### [Requirement]
Your task is to copy the material exactly.

### [Given information]
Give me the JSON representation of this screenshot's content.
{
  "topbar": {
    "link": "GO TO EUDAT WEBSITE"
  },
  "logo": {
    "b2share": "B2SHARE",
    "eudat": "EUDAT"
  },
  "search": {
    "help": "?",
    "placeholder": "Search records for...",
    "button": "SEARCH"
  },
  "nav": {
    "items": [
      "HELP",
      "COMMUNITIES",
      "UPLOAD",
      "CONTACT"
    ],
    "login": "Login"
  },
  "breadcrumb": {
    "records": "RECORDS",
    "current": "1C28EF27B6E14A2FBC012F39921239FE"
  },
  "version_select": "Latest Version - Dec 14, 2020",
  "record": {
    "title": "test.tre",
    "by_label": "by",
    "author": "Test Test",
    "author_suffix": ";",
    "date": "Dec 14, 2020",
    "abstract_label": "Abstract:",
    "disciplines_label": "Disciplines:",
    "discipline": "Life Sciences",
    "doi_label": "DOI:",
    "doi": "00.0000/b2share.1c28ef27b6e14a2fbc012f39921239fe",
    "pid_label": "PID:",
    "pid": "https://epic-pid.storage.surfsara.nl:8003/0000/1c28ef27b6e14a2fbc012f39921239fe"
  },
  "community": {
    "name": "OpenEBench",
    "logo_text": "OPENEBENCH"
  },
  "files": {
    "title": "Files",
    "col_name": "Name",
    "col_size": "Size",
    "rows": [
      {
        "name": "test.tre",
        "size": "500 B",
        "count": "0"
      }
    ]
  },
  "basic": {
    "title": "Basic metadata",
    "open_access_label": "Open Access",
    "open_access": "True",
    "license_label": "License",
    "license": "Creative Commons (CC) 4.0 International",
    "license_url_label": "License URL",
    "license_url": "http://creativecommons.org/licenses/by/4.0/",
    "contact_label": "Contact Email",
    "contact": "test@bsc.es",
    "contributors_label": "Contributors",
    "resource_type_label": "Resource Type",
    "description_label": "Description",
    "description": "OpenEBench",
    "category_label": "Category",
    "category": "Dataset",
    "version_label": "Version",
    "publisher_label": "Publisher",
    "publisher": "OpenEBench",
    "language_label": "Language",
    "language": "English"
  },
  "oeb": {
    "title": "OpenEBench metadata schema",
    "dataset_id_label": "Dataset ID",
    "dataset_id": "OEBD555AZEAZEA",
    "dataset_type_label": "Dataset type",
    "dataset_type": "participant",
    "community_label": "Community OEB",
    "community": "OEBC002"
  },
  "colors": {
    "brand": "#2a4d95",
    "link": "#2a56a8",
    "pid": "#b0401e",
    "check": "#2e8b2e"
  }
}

### [Output of the exercise]
Give me the JSON representation of this screenshot's content.
{
  "topbar": {
    "link": "GO TO EUDAT WEBSITE"
  },
  "logo": {
    "b2share": "B2SHARE",
    "eudat": "EUDAT"
  },
  "search": {
    "help": "?",
    "placeholder": "Search records for...",
    "button": "SEARCH"
  },
  "nav": {
    "items": [
      "HELP",
      "COMMUNITIES",
      "UPLOAD",
      "CONTACT"
    ],
    "login": "Login"
  },
  "breadcrumb": {
    "records": "RECORDS",
    "current": "1C28EF27B6E14A2FBC012F39921239FE"
  },
  "version_select": "Latest Version - Dec 14, 2020",
  "record": {
    "title": "test.tre",
    "by_label": "by",
    "author": "Test Test",
    "author_suffix": ";",
    "date": "Dec 14, 2020",
    "abstract_label": "Abstract:",
    "disciplines_label": "Disciplines:",
    "discipline": "Life Sciences",
    "doi_label": "DOI:",
    "doi": "00.0000/b2share.1c28ef27b6e14a2fbc012f39921239fe",
    "pid_label": "PID:",
    "pid": "https://epic-pid.storage.surfsara.nl:8003/0000/1c28ef27b6e14a2fbc012f39921239fe"
  },
  "community": {
    "name": "OpenEBench",
    "logo_text": "OPENEBENCH"
  },
  "files": {
    "title": "Files",
    "col_name": "Name",
    "col_size": "Size",
    "rows": [
      {
        "name": "test.tre",
        "size": "500 B",
        "count": "0"
      }
    ]
  },
  "basic": {
    "title": "Basic metadata",
    "open_access_label": "Open Access",
    "open_access": "True",
    "license_label": "License",
    "license": "Creative Commons (CC) 4.0 International",
    "license_url_label": "License URL",
    "license_url": "http://creativecommons.org/licenses/by/4.0/",
    "contact_label": "Contact Email",
    "contact": "test@bsc.es",
    "contributors_label": "Contributors",
    "resource_type_label": "Resource Type",
    "description_label": "Description",
    "description": "OpenEBench",
    "category_label": "Category",
    "category": "Dataset",
    "version_label": "Version",
    "publisher_label": "Publisher",
    "publisher": "OpenEBench",
    "language_label": "Language",
    "language": "English"
  },
  "oeb": {
    "title": "OpenEBench metadata schema",
    "dataset_id_label": "Dataset ID",
    "dataset_id": "OEBD555AZEAZEA",
    "dataset_type_label": "Dataset type",
    "dataset_type": "participant",
    "community_label": "Community OEB",
    "community": "OEBC002"
  },
  "colors": {
    "brand": "#2a4d95",
    "link": "#2a56a8",
    "pid": "#b0401e",
    "check": "#2e8b2e"
  }
}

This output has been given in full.